Exercise details: Output every line of the items below word for word, leaving out the pictures.

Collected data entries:
###

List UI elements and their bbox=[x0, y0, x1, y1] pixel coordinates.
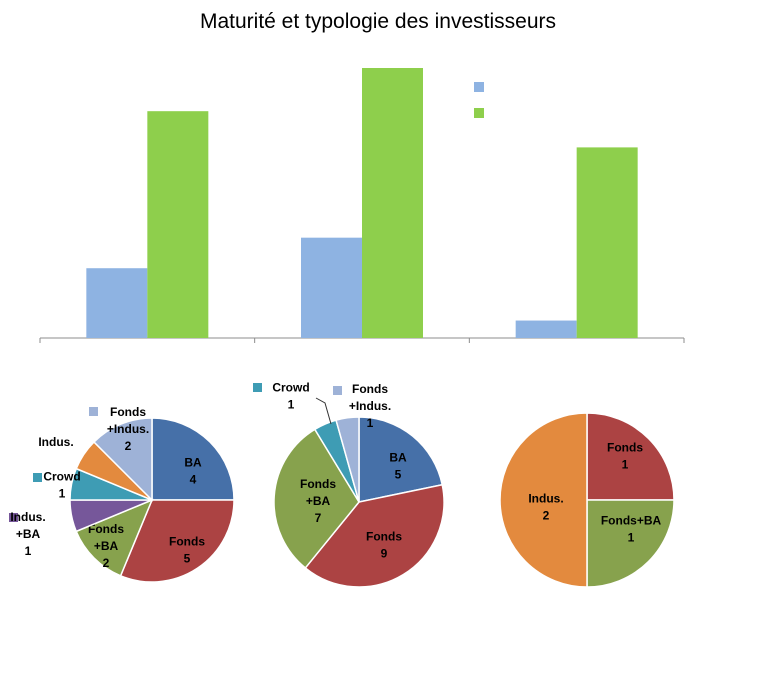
pie-slice bbox=[304, 483, 445, 588]
pie-slice-label: 9 bbox=[381, 547, 388, 561]
pie-external-label: 1 bbox=[288, 398, 295, 412]
bar bbox=[515, 320, 577, 338]
legend-swatch bbox=[474, 108, 484, 118]
pie-legend-swatch bbox=[253, 383, 262, 392]
pie-slice-label: 2 bbox=[103, 556, 110, 570]
pie-charts: BA4Fonds5Fonds+BA2Indus.+BA1Crowd1Indus.… bbox=[9, 381, 675, 588]
pie-slice bbox=[335, 416, 360, 503]
pie-external-label: 1 bbox=[25, 544, 32, 558]
pie-slice bbox=[151, 417, 235, 501]
chart-title: Maturité et typologie des investisseurs bbox=[200, 10, 556, 33]
pie-slice bbox=[75, 498, 154, 577]
pie-slice bbox=[499, 412, 588, 588]
pie-slice-label: Indus. bbox=[528, 492, 563, 506]
pie-slice-label: Fonds bbox=[169, 535, 205, 549]
bar bbox=[301, 237, 362, 338]
pie-slice-label: 2 bbox=[543, 509, 550, 523]
pie-external-label: 2 bbox=[125, 439, 132, 453]
pie-external-label: Crowd bbox=[272, 381, 309, 395]
pie-external-label: 1 bbox=[59, 487, 66, 501]
pie-legend-swatch bbox=[333, 386, 342, 395]
pie-slice bbox=[92, 417, 153, 502]
pie-slice bbox=[586, 499, 675, 588]
pie-slice-label: BA bbox=[389, 451, 407, 465]
pie-slice-label: Fonds bbox=[607, 441, 643, 455]
pie-slice-label: Fonds bbox=[300, 477, 336, 491]
bar bbox=[576, 147, 638, 338]
bar bbox=[362, 68, 423, 338]
pie-slice-label: 5 bbox=[184, 552, 191, 566]
pie-legend-swatch bbox=[33, 473, 42, 482]
pie-slice-label: Fonds bbox=[88, 522, 124, 536]
pie-slice-label: 4 bbox=[190, 473, 197, 487]
bar-chart bbox=[39, 68, 685, 343]
bar-legend bbox=[474, 82, 484, 118]
pie-leader-line bbox=[315, 397, 332, 425]
pie-slice-label: Fonds+BA bbox=[601, 514, 662, 528]
pie-slice bbox=[273, 428, 360, 569]
pie-slice bbox=[119, 499, 235, 583]
bar bbox=[86, 268, 148, 338]
pie-slice-label: 1 bbox=[628, 531, 635, 545]
pie-external-label: +Indus. bbox=[107, 422, 149, 436]
pie-slice-label: 5 bbox=[395, 468, 402, 482]
pie-external-label: +Indus. bbox=[349, 399, 391, 413]
pie-external-label: Fonds bbox=[110, 405, 146, 419]
pie-legend-swatch bbox=[9, 513, 18, 522]
pie-slice-label: +BA bbox=[306, 494, 331, 508]
bar bbox=[147, 111, 209, 338]
pie-slice bbox=[358, 416, 444, 503]
pie-slice-label: 7 bbox=[315, 511, 322, 525]
pie-external-label: Indus. bbox=[10, 510, 45, 524]
legend-swatch bbox=[474, 82, 484, 92]
pie-external-label: +BA bbox=[16, 527, 41, 541]
pie-external-label: Crowd bbox=[43, 470, 80, 484]
pie-slice-label: BA bbox=[184, 456, 202, 470]
pie-slice-label: 1 bbox=[622, 458, 629, 472]
pie-external-label: Fonds bbox=[352, 382, 388, 396]
pie-external-label: Indus. bbox=[38, 435, 73, 449]
pie-legend-swatch bbox=[89, 407, 98, 416]
pie-slice bbox=[586, 412, 675, 501]
pie-slice-label: Fonds bbox=[366, 530, 402, 544]
pie-external-label: 1 bbox=[367, 416, 374, 430]
pie-slice-label: +BA bbox=[94, 539, 119, 553]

###

Answer for this exercise:
List UI elements and their bbox=[x0, y0, x1, y1] pixel coordinates.
pie-slice bbox=[304, 483, 445, 588]
pie-slice-label: 9 bbox=[381, 547, 388, 561]
pie-external-label: 1 bbox=[288, 398, 295, 412]
bar bbox=[515, 320, 577, 338]
legend-swatch bbox=[474, 108, 484, 118]
pie-legend-swatch bbox=[253, 383, 262, 392]
pie-slice-label: 2 bbox=[103, 556, 110, 570]
pie-charts: BA4Fonds5Fonds+BA2Indus.+BA1Crowd1Indus.… bbox=[9, 381, 675, 588]
pie-slice bbox=[335, 416, 360, 503]
pie-external-label: 1 bbox=[25, 544, 32, 558]
pie-slice bbox=[151, 417, 235, 501]
chart-title: Maturité et typologie des investisseurs bbox=[200, 10, 556, 33]
pie-slice bbox=[75, 498, 154, 577]
pie-slice bbox=[499, 412, 588, 588]
pie-slice-label: Indus. bbox=[528, 492, 563, 506]
pie-slice-label: Fonds bbox=[169, 535, 205, 549]
bar bbox=[301, 237, 362, 338]
pie-slice-label: 2 bbox=[543, 509, 550, 523]
pie-external-label: 2 bbox=[125, 439, 132, 453]
pie-external-label: Crowd bbox=[272, 381, 309, 395]
pie-external-label: 1 bbox=[59, 487, 66, 501]
pie-legend-swatch bbox=[333, 386, 342, 395]
pie-slice bbox=[92, 417, 153, 502]
pie-slice bbox=[586, 499, 675, 588]
pie-slice-label: BA bbox=[389, 451, 407, 465]
pie-slice-label: Fonds bbox=[607, 441, 643, 455]
pie-slice-label: Fonds bbox=[300, 477, 336, 491]
bar bbox=[576, 147, 638, 338]
bar bbox=[362, 68, 423, 338]
pie-slice-label: 5 bbox=[184, 552, 191, 566]
pie-legend-swatch bbox=[33, 473, 42, 482]
pie-slice-label: Fonds bbox=[88, 522, 124, 536]
pie-slice-label: 4 bbox=[190, 473, 197, 487]
bar-chart bbox=[39, 68, 685, 343]
bar-legend bbox=[474, 82, 484, 118]
pie-leader-line bbox=[315, 397, 332, 425]
pie-slice-label: Fonds+BA bbox=[601, 514, 662, 528]
pie-slice bbox=[273, 428, 360, 569]
pie-slice bbox=[119, 499, 235, 583]
bar bbox=[86, 268, 148, 338]
pie-slice-label: 1 bbox=[628, 531, 635, 545]
pie-external-label: +Indus. bbox=[107, 422, 149, 436]
pie-slice-label: 5 bbox=[395, 468, 402, 482]
pie-external-label: +Indus. bbox=[349, 399, 391, 413]
pie-external-label: Fonds bbox=[110, 405, 146, 419]
pie-legend-swatch bbox=[9, 513, 18, 522]
pie-slice-label: +BA bbox=[306, 494, 331, 508]
bar bbox=[147, 111, 209, 338]
pie-slice bbox=[358, 416, 444, 503]
pie-slice-label: 7 bbox=[315, 511, 322, 525]
pie-external-label: Indus. bbox=[10, 510, 45, 524]
legend-swatch bbox=[474, 82, 484, 92]
pie-external-label: +BA bbox=[16, 527, 41, 541]
pie-external-label: Crowd bbox=[43, 470, 80, 484]
pie-slice-label: BA bbox=[184, 456, 202, 470]
pie-slice-label: 1 bbox=[622, 458, 629, 472]
pie-external-label: Fonds bbox=[352, 382, 388, 396]
pie-external-label: Indus. bbox=[38, 435, 73, 449]
pie-legend-swatch bbox=[89, 407, 98, 416]
pie-slice bbox=[586, 412, 675, 501]
pie-slice-label: Fonds bbox=[366, 530, 402, 544]
pie-external-label: 1 bbox=[367, 416, 374, 430]
pie-slice-label: +BA bbox=[94, 539, 119, 553]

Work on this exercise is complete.